Excerpt to read:
• • • • • • •

News ZDNet UK sister site CNET News.com talked with Fanning about Snocap's vision for a detente between file-swappers and record labels. After a year of increasingly severe court rulings, the original Napster song-swapping service shut down in mid-2001.

• • • • • • •

Data to examine:
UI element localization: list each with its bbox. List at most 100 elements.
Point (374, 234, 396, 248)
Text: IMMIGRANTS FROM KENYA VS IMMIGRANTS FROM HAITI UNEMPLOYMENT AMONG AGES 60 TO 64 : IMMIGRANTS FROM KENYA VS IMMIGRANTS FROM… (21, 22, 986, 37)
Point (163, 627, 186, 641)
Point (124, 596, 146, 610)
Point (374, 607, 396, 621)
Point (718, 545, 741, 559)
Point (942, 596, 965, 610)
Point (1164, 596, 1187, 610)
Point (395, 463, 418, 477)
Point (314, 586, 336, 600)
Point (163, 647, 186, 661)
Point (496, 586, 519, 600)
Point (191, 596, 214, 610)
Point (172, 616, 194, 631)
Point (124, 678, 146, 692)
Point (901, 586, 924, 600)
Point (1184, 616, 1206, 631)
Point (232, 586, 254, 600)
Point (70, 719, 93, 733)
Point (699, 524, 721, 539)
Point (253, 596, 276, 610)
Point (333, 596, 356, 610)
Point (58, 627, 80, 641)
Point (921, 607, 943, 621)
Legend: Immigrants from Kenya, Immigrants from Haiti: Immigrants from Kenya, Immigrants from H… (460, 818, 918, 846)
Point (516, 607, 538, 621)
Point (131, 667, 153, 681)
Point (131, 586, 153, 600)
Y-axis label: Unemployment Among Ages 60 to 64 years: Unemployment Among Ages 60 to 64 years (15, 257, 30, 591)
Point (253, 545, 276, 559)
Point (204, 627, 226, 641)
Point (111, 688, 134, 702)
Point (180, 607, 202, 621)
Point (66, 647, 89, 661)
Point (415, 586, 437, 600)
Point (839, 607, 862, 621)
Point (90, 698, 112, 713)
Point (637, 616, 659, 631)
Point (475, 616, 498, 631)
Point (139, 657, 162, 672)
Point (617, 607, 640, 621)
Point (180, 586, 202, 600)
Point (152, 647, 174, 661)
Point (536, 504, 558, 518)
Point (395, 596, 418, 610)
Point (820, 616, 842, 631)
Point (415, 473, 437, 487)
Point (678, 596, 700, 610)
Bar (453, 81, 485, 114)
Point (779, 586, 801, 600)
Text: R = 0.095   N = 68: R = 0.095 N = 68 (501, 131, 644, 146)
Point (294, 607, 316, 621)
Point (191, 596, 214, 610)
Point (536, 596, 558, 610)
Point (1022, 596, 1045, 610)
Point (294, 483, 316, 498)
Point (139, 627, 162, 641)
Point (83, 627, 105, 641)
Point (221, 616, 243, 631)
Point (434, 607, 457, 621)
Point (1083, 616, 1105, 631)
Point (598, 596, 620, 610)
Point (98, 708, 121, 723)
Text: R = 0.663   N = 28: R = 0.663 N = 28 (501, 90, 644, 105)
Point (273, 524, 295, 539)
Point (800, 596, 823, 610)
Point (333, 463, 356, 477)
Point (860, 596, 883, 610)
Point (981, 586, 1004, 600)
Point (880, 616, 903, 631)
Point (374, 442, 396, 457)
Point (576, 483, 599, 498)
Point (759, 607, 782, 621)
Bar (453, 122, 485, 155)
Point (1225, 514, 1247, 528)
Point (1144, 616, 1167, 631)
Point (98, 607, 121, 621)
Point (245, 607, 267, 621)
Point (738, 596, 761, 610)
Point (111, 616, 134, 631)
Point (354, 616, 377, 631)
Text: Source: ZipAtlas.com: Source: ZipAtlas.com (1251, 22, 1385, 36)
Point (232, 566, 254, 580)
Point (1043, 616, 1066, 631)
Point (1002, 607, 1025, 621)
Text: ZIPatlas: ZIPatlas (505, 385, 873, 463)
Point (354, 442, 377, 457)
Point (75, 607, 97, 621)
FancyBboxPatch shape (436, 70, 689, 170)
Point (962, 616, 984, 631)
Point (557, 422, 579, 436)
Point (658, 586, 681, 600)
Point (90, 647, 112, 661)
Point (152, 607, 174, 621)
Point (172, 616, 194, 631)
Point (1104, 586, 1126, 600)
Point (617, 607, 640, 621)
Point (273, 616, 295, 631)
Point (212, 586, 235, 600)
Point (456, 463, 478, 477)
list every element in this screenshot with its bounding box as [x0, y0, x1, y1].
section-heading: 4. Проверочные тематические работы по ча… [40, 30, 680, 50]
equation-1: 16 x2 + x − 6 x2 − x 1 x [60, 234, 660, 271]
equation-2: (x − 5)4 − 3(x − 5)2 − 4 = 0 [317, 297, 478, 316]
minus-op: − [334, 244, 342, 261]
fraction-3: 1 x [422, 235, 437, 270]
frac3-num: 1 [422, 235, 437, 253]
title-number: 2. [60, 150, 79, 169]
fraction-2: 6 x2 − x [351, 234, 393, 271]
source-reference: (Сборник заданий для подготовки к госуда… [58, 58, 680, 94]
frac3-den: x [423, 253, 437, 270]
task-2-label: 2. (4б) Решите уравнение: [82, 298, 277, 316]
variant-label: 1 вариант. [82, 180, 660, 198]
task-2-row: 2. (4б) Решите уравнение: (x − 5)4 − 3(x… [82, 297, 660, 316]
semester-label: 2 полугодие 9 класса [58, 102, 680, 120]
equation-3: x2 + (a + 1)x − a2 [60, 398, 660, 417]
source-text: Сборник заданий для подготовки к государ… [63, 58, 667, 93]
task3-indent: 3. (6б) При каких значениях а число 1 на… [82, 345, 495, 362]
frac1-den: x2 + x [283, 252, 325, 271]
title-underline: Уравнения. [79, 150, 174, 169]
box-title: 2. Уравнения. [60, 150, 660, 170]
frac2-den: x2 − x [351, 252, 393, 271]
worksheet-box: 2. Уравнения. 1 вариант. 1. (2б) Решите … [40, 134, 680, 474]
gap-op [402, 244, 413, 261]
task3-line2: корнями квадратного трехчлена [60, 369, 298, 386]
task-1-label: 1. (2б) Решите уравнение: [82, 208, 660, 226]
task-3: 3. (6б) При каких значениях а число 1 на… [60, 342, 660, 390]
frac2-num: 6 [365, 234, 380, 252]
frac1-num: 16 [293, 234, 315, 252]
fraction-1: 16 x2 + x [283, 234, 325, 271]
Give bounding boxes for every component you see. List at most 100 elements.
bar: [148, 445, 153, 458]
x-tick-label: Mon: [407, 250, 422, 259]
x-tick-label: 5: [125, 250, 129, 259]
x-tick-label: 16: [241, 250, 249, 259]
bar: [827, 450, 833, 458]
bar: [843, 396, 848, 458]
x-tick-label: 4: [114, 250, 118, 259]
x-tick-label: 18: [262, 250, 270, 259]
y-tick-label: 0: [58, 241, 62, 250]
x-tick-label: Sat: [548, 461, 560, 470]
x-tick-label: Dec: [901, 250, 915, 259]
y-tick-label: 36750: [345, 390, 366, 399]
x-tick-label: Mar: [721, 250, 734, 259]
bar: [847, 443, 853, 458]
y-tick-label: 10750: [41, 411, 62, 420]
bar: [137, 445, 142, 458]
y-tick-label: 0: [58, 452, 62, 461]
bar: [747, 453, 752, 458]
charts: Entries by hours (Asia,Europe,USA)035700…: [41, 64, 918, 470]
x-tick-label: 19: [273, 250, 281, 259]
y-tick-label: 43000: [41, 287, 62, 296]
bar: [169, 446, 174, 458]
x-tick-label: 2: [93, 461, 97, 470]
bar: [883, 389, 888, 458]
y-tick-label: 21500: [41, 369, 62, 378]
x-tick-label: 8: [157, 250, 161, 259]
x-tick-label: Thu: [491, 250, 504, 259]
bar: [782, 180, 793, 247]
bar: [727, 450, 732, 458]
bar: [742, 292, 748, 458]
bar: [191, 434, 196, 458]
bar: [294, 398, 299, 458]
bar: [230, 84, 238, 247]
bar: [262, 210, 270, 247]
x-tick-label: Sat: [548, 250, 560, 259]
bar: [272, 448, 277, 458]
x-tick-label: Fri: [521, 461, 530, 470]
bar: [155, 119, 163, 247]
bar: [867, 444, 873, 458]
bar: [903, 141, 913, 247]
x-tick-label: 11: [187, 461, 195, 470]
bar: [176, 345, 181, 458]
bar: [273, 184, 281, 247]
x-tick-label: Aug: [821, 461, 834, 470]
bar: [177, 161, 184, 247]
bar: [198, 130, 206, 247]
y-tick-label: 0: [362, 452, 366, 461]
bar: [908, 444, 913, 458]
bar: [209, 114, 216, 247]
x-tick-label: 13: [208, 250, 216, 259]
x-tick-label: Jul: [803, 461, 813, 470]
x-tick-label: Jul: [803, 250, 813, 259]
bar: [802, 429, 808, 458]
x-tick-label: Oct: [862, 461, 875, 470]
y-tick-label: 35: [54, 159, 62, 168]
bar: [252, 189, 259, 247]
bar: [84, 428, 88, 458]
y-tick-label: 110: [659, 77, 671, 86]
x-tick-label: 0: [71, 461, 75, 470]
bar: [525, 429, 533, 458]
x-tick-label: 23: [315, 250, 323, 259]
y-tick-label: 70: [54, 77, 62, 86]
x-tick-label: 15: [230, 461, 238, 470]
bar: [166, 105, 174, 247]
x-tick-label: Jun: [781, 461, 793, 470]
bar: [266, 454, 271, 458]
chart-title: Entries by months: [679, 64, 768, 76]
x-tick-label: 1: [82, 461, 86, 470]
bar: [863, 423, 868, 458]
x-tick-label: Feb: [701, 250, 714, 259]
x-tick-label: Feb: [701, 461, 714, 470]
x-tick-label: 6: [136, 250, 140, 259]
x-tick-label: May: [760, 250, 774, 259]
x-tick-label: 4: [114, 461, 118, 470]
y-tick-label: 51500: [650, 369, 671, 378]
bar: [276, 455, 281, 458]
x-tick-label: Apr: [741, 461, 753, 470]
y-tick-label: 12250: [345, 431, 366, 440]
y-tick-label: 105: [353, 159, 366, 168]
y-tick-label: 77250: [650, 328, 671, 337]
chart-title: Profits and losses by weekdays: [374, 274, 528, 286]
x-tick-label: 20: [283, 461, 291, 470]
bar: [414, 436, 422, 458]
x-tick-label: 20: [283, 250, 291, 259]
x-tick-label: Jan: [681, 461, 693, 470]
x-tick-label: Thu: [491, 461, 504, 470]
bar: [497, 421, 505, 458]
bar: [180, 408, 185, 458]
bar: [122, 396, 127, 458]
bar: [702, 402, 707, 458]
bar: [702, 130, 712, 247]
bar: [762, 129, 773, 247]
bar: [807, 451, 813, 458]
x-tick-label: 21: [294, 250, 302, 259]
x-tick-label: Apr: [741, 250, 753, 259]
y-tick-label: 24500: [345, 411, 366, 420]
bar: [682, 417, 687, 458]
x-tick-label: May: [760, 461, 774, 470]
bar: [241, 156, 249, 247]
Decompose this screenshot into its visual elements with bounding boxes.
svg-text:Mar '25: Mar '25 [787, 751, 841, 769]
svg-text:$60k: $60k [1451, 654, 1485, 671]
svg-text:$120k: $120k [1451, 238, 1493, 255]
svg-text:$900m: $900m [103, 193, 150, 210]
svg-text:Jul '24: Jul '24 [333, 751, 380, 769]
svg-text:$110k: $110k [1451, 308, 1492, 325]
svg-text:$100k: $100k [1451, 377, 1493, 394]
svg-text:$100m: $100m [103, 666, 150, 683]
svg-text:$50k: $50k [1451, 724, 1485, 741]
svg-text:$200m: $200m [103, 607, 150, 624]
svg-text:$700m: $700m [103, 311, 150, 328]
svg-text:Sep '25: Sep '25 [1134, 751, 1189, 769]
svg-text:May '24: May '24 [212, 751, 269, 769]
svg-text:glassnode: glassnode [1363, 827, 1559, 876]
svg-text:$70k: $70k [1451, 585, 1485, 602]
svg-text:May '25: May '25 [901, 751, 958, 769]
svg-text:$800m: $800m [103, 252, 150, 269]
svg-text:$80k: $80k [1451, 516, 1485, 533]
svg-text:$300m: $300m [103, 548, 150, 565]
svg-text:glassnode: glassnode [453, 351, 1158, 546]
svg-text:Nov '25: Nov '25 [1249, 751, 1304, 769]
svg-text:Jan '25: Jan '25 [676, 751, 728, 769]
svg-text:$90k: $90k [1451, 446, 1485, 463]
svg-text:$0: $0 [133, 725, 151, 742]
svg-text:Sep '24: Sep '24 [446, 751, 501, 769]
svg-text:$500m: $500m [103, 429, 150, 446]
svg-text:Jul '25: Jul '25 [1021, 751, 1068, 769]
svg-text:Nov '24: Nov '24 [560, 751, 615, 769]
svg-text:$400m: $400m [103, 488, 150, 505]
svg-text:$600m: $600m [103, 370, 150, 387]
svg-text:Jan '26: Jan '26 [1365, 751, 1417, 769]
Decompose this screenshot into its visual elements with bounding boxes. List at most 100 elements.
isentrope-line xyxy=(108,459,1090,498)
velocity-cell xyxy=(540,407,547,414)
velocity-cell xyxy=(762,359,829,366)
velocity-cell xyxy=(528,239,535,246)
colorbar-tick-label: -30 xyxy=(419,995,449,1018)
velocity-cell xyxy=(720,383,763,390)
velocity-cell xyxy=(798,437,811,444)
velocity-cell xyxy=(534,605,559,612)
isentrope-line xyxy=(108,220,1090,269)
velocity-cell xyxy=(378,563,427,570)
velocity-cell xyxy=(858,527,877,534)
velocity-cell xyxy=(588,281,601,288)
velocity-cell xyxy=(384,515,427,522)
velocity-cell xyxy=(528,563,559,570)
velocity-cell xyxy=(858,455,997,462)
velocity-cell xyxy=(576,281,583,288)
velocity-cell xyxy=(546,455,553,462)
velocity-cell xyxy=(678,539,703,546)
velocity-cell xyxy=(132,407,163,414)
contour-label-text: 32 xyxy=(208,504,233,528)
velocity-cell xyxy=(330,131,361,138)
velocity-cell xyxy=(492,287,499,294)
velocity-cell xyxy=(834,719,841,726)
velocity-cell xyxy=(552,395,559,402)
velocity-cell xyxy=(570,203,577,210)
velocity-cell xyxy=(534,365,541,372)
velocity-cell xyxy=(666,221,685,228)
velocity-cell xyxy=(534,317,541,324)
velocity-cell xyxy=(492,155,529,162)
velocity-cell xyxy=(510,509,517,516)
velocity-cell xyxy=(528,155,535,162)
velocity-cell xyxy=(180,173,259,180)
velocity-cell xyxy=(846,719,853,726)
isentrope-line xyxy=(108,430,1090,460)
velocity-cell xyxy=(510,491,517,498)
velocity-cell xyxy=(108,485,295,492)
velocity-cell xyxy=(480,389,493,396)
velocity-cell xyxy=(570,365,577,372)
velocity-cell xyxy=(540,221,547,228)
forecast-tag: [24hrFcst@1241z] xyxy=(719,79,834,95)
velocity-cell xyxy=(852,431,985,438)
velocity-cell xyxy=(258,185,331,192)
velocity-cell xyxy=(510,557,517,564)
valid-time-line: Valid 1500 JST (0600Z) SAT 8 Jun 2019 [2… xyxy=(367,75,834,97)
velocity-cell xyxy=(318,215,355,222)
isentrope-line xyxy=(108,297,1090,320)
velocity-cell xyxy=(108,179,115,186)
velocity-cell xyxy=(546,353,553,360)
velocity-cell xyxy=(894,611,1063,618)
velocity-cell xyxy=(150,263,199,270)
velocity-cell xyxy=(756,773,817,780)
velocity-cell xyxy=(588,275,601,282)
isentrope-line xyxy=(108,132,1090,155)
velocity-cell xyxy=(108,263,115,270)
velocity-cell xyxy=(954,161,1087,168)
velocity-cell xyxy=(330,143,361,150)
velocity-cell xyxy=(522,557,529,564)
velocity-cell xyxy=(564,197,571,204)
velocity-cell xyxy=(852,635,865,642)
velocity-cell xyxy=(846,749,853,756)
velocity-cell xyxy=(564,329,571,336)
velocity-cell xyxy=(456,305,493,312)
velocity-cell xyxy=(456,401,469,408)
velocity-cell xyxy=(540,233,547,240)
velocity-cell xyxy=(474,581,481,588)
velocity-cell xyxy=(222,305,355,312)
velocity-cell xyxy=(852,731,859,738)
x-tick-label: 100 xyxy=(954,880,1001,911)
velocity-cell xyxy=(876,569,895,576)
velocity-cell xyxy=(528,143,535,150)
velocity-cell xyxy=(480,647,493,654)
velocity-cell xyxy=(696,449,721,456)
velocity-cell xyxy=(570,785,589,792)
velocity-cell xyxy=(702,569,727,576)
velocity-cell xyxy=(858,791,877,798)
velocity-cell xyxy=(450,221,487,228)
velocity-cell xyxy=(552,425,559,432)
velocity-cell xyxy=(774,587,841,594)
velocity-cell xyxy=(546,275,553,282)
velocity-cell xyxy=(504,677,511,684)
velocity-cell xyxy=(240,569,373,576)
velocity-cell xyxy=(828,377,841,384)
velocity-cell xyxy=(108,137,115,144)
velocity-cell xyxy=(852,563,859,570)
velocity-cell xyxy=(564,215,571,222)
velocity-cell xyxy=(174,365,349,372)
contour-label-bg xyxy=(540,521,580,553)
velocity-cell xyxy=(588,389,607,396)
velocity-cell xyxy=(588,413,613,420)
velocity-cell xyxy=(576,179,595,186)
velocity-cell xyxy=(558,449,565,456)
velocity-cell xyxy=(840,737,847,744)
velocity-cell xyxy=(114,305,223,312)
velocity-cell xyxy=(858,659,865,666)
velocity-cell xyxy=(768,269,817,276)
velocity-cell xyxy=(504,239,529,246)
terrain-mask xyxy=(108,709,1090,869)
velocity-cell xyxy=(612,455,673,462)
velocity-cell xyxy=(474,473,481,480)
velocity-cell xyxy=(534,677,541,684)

• • • • • • •

Things to do:
1. Summarize the Snocap excerpt in two sentences.
2. Switch "detente" to "truce" in the Snocap excerpt from "News ZDNet UK" up to and including "down in mid-2001.", and give that part again.
3. Answer these questions on the Snocap excerpt:
(a) Which site talked with Fanning?
(b) When did the original Napster song-swapping service shut down?
(c) What came before that shutdown?
The records come from a different source than the text.

Results in order:
1. CNET News.com, a sister site of ZDNet UK, spoke with Fanning about Snocap's vision for a detente between file-swappers and record labels. After a year of increasingly severe court rulings, the original Napster song-swapping service shut down in mid-2001.

2.
News ZDNet UK sister site CNET News.com talked with Fanning about Snocap's vision for a truce between file-swappers and record labels. After a year of increasingly severe court rulings, the original Napster song-swapping service shut down in mid-2001.

3.
(a) CNET News.com, ZDNet UK's sister site.
(b) In mid-2001.
(c) A year of increasingly severe court rulings.